Dataset entries on figures:
------------------------

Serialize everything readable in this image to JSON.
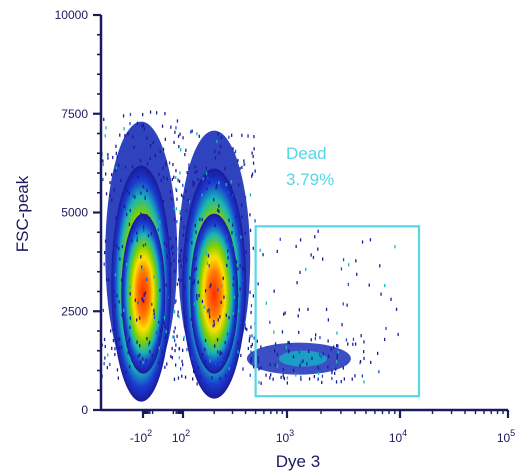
{
  "chart_data": {
    "type": "scatter",
    "subtype": "flow-cytometry density plot",
    "xlabel": "Dye 3",
    "ylabel": "FSC-peak",
    "x_scale": "biexponential",
    "x_ticks": [
      "-10^2",
      "10^2",
      "10^3",
      "10^4",
      "10^5"
    ],
    "y_ticks": [
      "0",
      "2500",
      "5000",
      "7500",
      "10000"
    ],
    "ylim": [
      0,
      10000
    ],
    "grid": false,
    "populations": [
      {
        "x_center": -150,
        "y_center": 3200,
        "y_range": [
          900,
          7600
        ],
        "density": "high"
      },
      {
        "x_center": 200,
        "y_center": 3200,
        "y_range": [
          700,
          7200
        ],
        "density": "high"
      },
      {
        "x_center": 1500,
        "y_center": 1300,
        "y_range": [
          900,
          1900
        ],
        "density": "low"
      }
    ],
    "gates": [
      {
        "name": "Dead",
        "percent": "3.79%",
        "x_range": [
          500,
          15000
        ],
        "y_range": [
          350,
          4650
        ]
      }
    ],
    "colors": {
      "gate": "#55d7e6",
      "axis": "#1a1a5e",
      "density_low": "#1a1a9a",
      "density_high": "#ff2a00"
    }
  },
  "gate_label": {
    "name": "Dead",
    "value": "3.79%"
  }
}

------------------------

Copy out all of the data word for word. Do not carry over any picture.

Serialize everything readable in this image to JSON.
{
  "chart_data": {
    "type": "scatter",
    "subtype": "flow-cytometry density plot",
    "xlabel": "Dye 3",
    "ylabel": "FSC-peak",
    "x_scale": "biexponential",
    "x_ticks": [
      "-10^2",
      "10^2",
      "10^3",
      "10^4",
      "10^5"
    ],
    "y_ticks": [
      "0",
      "2500",
      "5000",
      "7500",
      "10000"
    ],
    "ylim": [
      0,
      10000
    ],
    "grid": false,
    "populations": [
      {
        "x_center": -150,
        "y_center": 3200,
        "y_range": [
          900,
          7600
        ],
        "density": "high"
      },
      {
        "x_center": 200,
        "y_center": 3200,
        "y_range": [
          700,
          7200
        ],
        "density": "high"
      },
      {
        "x_center": 1500,
        "y_center": 1300,
        "y_range": [
          900,
          1900
        ],
        "density": "low"
      }
    ],
    "gates": [
      {
        "name": "Dead",
        "percent": "3.79%",
        "x_range": [
          500,
          15000
        ],
        "y_range": [
          350,
          4650
        ]
      }
    ],
    "colors": {
      "gate": "#55d7e6",
      "axis": "#1a1a5e",
      "density_low": "#1a1a9a",
      "density_high": "#ff2a00"
    }
  },
  "gate_label": {
    "name": "Dead",
    "value": "3.79%"
  }
}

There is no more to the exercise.